* Extrait présenté *
Penelope et François Fillon, l'union fait la force
Paris Match| Publié le 13/10/2010 à 22h35
Virginie Le Guay

Pour le Premier Ministre, l’arme secrète de sa sérénité, c’est sa femme. En politique, un destin se bâtit à deux. Enquête.

« C’est mon socle. Mon port d’attache », a lâché un jour, en veine de confidences, François Fillon à propos de sa femme, Penelope. « Mon mari n’a pas l’instinct du tueur », a déclaré, il y a longtemps, l’intéressée. François et ­Penelope. Penelope et François. Trente ans que ça dure. Cinq enfants. Un record dans un monde où l’instabilité conjugale et sentimentale est la règle. Comment ont-ils fait pour résister aux pressions, aux tensions, aux tentations de la vie publique ? Pour être heureux et le rester ? C’est l’histoire d’un couple ordinaire dans un monde pas ordinaire.

17 mai 2007. François Fillon, théoricien de la campagne présidentielle de Nicolas Sarkozy, vient d’être nommé à Matignon.

Pour Penelope, c’est un coup de massue. « Je n’y arriverai pas. Cette vie n’est pas pour moi », confie-t-elle à une amie proche, venue avec elle visiter Matignon.

* Données fournies *

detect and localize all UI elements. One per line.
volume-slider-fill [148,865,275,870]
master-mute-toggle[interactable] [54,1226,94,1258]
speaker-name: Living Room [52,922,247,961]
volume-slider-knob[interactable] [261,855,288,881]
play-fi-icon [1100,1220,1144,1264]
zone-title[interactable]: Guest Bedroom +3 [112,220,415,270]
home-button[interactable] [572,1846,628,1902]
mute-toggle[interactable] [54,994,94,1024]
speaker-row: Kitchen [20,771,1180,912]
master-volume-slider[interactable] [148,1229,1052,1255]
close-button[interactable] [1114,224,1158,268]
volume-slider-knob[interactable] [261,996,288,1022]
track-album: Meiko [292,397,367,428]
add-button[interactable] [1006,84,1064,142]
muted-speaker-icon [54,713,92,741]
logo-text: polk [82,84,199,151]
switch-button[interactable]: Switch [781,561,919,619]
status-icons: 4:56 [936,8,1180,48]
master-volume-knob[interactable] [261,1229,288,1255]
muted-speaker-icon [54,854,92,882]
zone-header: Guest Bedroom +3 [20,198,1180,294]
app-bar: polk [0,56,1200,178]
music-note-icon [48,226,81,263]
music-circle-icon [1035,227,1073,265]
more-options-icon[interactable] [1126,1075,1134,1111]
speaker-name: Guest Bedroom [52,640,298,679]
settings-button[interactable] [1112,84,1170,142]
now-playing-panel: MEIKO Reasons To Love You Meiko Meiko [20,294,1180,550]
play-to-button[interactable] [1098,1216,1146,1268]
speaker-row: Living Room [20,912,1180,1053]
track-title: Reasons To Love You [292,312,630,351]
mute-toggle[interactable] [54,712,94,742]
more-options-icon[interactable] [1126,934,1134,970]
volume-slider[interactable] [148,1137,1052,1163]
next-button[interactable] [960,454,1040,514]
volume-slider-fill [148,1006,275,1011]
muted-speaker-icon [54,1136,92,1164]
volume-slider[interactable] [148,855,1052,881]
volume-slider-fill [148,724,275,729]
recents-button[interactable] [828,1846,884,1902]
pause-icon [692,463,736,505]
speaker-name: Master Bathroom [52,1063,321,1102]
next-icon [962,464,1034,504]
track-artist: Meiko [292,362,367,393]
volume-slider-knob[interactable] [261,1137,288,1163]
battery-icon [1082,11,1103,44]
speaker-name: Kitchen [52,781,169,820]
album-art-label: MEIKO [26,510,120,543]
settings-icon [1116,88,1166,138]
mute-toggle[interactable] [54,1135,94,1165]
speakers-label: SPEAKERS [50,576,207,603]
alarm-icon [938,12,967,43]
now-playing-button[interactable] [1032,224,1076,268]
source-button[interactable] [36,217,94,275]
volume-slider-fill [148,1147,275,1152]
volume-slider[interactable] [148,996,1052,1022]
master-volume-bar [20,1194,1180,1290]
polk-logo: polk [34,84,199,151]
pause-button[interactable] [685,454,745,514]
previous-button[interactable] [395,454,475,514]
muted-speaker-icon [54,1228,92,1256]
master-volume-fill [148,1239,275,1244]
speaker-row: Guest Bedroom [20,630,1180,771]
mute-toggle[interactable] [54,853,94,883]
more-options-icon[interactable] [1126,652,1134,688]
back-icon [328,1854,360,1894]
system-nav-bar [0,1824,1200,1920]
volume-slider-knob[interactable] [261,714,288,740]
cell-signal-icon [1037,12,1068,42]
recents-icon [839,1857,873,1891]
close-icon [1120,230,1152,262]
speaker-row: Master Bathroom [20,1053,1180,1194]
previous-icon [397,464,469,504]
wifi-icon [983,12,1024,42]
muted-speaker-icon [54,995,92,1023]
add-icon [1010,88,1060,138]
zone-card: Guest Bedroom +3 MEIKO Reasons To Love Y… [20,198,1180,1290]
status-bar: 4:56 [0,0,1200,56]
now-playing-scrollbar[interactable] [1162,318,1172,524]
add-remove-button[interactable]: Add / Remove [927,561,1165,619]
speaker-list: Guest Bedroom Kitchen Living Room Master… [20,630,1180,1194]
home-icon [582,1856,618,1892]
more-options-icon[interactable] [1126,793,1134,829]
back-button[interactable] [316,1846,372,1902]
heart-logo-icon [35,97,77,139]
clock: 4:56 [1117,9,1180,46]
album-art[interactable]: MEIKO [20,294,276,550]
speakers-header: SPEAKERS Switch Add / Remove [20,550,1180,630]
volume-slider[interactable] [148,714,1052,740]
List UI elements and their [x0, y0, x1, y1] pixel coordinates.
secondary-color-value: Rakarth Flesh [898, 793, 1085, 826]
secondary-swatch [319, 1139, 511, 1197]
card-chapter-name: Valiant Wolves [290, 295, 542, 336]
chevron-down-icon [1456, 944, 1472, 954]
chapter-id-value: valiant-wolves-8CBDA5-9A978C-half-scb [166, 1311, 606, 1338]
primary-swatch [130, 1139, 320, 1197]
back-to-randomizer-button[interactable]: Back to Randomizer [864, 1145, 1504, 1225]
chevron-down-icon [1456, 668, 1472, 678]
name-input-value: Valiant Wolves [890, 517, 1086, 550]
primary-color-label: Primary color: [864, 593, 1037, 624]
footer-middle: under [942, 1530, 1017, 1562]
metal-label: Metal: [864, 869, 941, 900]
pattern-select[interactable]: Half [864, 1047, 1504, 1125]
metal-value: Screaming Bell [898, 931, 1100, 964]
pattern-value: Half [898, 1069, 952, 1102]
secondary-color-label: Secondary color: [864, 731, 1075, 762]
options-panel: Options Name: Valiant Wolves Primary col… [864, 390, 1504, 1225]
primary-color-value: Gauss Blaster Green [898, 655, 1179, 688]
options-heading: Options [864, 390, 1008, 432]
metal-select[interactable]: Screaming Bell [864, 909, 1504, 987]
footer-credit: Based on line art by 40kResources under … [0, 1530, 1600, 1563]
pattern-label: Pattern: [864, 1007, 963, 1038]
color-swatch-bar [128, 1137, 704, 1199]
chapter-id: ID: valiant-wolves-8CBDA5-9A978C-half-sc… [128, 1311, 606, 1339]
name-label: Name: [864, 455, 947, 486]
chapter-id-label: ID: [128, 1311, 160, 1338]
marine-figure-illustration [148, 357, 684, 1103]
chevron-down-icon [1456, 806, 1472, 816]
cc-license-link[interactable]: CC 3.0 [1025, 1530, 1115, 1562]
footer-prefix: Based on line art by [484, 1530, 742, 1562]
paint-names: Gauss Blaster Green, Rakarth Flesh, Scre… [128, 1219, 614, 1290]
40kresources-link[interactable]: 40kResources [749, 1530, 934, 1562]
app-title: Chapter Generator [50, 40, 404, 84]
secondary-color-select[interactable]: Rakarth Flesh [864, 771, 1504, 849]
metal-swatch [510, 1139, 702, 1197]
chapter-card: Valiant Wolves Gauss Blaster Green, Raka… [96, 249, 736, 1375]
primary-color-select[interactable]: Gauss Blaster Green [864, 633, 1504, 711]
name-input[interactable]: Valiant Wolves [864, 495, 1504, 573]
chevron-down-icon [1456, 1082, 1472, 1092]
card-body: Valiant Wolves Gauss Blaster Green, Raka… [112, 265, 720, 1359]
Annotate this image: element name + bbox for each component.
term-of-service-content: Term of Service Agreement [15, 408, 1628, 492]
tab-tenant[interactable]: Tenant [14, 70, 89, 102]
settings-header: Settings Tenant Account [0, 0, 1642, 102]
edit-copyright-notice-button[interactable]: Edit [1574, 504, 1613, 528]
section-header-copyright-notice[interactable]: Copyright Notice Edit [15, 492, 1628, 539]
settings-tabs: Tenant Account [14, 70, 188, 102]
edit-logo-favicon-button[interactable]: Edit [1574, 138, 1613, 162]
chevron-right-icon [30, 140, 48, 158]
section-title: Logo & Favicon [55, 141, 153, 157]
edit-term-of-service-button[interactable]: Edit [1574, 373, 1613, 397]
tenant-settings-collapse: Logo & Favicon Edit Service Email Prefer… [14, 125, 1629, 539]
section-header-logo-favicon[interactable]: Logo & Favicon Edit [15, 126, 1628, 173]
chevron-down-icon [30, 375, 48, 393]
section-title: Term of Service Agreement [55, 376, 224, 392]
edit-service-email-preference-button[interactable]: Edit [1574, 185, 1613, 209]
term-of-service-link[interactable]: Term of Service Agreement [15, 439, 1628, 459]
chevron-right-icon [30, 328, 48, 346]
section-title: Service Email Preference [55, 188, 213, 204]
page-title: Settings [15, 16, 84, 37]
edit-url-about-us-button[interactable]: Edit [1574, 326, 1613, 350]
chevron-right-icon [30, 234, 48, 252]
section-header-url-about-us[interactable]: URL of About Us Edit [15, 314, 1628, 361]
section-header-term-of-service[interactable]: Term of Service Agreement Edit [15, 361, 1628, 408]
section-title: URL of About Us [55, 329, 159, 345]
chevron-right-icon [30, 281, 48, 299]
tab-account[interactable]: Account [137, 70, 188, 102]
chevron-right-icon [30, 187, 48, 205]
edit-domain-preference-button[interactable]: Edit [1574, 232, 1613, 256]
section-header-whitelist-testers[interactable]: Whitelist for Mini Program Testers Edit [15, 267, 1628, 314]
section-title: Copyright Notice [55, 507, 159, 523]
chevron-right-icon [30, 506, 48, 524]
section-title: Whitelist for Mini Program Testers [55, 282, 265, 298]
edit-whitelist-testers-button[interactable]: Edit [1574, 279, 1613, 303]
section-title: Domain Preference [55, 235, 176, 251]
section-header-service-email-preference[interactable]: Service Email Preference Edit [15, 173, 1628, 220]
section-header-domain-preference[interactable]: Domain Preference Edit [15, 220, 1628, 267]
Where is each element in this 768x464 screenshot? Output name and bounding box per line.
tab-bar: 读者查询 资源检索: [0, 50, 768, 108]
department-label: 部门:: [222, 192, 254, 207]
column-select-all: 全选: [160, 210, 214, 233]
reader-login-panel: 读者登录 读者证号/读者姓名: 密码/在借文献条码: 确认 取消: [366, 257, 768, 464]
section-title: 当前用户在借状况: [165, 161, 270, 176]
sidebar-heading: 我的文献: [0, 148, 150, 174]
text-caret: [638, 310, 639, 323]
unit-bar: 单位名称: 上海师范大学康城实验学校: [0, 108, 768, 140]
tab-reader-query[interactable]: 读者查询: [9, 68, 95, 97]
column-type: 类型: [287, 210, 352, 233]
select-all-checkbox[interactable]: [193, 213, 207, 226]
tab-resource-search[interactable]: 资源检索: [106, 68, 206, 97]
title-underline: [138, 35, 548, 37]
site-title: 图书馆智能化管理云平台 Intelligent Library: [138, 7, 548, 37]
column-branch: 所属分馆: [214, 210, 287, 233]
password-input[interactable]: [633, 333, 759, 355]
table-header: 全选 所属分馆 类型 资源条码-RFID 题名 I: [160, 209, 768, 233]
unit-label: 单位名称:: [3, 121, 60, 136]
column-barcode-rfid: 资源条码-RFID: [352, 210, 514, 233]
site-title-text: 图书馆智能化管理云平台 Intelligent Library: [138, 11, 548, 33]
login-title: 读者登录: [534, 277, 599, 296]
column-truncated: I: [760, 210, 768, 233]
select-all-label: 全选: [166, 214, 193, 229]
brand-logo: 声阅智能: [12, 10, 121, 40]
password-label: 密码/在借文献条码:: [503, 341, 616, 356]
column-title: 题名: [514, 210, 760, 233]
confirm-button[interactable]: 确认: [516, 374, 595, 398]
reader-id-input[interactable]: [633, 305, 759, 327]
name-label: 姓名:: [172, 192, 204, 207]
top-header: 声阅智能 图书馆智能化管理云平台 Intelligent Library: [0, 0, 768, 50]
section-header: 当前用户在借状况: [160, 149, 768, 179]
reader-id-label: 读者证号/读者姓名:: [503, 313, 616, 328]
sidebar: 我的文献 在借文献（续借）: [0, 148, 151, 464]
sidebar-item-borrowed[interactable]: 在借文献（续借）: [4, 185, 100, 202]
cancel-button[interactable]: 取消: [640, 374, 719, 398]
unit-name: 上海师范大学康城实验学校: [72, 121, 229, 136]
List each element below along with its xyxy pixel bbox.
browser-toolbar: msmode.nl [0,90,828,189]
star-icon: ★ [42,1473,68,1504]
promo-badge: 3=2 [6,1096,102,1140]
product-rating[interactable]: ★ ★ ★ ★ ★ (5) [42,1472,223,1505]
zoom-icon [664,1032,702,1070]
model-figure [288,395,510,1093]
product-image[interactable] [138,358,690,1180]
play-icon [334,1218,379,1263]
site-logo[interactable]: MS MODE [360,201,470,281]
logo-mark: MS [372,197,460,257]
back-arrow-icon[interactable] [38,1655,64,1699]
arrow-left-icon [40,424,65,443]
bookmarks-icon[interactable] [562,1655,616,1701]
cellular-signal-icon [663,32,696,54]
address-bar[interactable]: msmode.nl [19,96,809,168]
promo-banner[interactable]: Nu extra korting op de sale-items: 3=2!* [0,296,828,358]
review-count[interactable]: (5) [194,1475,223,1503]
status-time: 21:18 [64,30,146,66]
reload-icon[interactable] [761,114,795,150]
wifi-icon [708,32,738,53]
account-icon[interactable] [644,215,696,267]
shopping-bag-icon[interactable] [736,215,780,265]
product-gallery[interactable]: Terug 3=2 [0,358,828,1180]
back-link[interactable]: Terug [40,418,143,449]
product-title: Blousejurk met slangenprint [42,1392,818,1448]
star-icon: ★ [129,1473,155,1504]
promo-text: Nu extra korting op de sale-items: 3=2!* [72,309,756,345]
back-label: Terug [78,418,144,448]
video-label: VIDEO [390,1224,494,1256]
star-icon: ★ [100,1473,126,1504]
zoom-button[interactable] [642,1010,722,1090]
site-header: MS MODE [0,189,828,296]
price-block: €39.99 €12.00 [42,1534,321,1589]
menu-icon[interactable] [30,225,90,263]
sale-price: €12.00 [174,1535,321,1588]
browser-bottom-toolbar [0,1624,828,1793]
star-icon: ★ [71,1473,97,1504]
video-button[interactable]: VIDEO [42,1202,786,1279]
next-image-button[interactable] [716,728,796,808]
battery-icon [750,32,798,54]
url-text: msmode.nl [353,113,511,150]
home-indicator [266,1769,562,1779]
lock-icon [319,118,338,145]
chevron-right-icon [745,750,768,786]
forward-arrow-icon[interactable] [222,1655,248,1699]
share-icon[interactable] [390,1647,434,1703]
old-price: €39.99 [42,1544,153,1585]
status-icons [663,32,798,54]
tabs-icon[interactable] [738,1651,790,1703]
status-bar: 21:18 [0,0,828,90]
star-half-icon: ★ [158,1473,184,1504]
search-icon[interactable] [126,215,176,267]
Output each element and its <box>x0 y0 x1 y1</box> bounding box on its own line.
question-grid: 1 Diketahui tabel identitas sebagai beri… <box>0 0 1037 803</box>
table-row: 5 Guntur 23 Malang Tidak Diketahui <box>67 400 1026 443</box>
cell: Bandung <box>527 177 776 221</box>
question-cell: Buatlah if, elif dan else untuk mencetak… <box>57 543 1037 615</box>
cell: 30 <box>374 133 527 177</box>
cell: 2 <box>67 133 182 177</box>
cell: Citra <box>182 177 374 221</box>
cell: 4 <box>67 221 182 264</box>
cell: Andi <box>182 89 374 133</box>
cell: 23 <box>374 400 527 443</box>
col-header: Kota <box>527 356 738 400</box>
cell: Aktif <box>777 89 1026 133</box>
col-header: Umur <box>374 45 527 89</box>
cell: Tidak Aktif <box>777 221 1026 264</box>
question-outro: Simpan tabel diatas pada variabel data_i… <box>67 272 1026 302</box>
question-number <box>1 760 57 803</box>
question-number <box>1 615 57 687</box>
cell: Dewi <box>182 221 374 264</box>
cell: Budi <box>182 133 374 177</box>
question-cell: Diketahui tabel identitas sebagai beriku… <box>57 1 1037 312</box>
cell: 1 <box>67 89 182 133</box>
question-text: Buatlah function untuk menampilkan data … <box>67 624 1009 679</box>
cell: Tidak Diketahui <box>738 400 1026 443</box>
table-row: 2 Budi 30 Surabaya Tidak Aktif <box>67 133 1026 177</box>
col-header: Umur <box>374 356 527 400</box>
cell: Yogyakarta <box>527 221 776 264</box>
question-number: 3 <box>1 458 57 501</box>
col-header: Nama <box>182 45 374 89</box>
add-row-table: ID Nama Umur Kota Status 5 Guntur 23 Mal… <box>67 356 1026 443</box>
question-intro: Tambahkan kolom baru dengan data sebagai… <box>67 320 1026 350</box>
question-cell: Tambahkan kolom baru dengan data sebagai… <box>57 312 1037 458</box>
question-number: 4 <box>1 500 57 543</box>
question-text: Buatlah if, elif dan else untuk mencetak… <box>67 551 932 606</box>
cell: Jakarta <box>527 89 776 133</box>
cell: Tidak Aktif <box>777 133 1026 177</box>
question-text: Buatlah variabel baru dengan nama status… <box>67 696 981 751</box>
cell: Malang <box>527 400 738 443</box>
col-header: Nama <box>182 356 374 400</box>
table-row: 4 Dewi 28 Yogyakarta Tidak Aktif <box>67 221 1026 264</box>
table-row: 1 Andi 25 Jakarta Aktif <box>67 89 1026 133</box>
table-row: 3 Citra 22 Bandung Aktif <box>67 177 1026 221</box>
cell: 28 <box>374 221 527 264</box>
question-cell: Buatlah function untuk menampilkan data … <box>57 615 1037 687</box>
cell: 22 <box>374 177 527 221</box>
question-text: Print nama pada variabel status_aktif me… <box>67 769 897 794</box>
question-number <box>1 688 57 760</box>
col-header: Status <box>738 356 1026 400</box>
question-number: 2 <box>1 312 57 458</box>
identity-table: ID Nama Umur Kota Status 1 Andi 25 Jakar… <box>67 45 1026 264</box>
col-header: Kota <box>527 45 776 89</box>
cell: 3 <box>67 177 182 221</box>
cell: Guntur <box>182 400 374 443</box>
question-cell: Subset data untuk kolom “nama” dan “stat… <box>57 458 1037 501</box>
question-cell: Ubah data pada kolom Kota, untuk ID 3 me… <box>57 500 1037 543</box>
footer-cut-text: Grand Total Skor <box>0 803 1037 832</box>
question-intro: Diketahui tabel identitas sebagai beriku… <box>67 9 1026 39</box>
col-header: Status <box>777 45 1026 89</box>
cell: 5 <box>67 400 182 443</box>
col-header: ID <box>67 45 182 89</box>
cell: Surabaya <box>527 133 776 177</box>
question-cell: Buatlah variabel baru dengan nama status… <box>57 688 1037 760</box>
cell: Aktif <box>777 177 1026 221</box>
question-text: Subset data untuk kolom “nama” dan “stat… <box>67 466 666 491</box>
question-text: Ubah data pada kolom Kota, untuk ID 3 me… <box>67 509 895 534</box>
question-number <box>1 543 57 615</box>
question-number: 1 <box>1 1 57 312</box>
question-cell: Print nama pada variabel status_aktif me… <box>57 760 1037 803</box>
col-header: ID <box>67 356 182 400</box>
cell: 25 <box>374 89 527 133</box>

* Consignes *
a - Relevez toutes les paroles placées entre guillemets dans l'article sur le couple Fillon.
b - Recopiez le passage de l'article sur le couple Fillon qui va de « Pour Penelope, c’est » jusqu'à « elle visiter Matignon. ».

* Réponses *
a -
- « C’est mon socle. Mon port d’attache »
- « Mon mari n’a pas l’instinct du tueur »
- « Je n’y arriverai pas. Cette vie n’est pas pour moi »

b -
Pour Penelope, c’est un coup de massue. « Je n’y arriverai pas. Cette vie n’est pas pour moi », confie-t-elle à une amie proche, venue avec elle visiter Matignon.